**THE EXERCISE**
Wherever "grid" appears in a line, copy that line.

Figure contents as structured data
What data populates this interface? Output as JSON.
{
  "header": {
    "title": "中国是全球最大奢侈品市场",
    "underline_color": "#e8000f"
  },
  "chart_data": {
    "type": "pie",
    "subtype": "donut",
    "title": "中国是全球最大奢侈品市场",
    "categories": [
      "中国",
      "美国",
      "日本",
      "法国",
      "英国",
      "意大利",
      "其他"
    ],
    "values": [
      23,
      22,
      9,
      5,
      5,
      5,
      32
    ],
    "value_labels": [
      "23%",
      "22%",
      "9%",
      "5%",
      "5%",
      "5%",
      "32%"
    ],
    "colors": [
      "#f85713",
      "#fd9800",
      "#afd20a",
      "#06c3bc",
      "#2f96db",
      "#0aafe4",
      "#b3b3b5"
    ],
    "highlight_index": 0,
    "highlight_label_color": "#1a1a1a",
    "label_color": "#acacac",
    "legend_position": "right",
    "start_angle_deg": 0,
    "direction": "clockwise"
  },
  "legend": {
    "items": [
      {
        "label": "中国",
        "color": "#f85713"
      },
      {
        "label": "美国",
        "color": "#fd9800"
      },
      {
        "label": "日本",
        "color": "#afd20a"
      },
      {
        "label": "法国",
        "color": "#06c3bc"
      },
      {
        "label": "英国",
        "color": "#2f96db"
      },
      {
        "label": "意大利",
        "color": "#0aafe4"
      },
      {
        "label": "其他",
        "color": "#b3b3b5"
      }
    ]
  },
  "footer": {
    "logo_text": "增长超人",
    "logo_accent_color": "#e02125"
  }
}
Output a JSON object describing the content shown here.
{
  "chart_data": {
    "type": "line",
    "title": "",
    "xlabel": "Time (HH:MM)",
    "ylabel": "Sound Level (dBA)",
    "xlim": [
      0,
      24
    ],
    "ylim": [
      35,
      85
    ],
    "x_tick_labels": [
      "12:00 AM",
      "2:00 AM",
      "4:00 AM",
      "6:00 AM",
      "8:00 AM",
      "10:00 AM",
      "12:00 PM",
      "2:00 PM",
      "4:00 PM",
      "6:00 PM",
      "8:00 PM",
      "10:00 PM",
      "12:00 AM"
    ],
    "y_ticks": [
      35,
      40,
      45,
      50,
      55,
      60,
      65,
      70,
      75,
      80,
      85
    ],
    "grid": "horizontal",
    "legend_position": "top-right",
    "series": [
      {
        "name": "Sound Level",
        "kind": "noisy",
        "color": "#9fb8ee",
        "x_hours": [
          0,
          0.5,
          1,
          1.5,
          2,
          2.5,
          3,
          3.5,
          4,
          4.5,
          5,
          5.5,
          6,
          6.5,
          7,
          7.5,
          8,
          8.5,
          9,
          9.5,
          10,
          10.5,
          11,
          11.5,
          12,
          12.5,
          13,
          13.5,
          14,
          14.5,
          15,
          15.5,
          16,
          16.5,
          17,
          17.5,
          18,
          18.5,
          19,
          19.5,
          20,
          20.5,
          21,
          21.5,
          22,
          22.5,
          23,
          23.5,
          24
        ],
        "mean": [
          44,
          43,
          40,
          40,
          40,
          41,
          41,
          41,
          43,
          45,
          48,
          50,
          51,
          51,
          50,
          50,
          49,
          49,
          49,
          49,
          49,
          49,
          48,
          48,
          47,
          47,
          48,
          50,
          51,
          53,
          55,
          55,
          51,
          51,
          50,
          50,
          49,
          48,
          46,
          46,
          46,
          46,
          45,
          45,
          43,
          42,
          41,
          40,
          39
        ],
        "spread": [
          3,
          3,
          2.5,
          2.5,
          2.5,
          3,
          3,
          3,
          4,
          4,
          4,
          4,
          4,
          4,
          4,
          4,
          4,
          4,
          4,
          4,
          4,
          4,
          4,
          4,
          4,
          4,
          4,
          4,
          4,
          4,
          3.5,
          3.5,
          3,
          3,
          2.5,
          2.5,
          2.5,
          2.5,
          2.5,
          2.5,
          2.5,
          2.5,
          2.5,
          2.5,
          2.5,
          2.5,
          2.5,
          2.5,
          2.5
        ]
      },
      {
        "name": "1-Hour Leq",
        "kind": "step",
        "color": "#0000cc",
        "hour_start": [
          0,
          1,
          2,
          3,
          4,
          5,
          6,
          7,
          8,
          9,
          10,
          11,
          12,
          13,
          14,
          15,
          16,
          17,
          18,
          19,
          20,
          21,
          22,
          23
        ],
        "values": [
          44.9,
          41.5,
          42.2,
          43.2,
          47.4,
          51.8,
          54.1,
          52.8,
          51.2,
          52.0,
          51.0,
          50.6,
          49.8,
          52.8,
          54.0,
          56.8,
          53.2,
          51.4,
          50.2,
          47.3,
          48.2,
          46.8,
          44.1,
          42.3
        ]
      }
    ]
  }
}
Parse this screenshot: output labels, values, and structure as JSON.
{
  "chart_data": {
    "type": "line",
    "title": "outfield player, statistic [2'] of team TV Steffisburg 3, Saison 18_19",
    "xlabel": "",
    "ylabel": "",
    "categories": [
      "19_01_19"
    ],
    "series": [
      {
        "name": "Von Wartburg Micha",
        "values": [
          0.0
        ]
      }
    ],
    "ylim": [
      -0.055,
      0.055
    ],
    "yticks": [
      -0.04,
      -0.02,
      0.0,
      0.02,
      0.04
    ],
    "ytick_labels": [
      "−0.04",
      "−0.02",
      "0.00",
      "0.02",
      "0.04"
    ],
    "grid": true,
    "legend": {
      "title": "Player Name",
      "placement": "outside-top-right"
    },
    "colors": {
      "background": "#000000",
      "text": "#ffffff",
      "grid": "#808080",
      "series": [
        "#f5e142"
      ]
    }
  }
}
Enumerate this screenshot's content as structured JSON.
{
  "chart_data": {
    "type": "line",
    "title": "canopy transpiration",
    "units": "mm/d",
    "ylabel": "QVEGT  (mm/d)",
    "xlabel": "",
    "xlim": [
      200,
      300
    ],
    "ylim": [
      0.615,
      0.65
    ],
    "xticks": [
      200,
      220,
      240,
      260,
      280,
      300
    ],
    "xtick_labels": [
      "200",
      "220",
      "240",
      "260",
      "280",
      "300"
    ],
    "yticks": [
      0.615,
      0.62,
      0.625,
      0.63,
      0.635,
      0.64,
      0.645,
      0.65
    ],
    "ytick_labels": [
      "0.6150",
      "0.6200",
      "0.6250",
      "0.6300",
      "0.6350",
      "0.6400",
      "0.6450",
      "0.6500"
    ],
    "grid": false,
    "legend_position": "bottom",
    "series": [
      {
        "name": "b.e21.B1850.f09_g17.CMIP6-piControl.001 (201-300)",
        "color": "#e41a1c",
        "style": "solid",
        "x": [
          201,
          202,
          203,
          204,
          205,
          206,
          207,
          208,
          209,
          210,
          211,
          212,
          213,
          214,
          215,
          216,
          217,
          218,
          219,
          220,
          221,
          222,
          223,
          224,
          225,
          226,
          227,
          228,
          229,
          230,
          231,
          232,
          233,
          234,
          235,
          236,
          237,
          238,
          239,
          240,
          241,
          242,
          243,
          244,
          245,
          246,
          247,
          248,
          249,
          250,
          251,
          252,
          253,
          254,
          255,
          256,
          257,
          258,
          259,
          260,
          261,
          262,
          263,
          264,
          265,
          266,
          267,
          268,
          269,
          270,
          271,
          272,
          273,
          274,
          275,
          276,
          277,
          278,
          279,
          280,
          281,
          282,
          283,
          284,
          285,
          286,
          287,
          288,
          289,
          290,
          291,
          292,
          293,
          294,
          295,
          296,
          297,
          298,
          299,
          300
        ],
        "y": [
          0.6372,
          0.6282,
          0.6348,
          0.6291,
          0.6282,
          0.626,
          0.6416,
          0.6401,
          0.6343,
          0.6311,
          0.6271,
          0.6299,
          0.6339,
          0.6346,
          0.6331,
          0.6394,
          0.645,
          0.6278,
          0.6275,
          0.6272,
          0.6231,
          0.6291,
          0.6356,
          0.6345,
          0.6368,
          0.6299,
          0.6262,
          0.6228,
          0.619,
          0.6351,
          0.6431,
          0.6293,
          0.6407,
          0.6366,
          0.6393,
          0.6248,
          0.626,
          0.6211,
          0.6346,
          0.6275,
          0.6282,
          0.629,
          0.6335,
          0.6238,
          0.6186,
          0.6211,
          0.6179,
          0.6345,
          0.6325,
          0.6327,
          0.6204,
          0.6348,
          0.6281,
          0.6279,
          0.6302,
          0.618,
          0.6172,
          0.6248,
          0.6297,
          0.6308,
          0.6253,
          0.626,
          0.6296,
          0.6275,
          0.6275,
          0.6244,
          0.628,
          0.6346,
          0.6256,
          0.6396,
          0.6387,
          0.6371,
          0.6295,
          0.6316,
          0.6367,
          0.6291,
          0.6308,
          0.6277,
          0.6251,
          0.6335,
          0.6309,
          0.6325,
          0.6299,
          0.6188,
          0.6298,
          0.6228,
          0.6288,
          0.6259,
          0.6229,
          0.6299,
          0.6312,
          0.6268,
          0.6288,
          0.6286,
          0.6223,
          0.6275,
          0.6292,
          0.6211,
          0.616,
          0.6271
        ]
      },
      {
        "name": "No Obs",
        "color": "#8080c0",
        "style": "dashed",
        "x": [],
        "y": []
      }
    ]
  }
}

**EXERCISE RESULT**
    "grid": "horizontal",
    "grid": true,
      "grid": "#808080",
    "grid": false,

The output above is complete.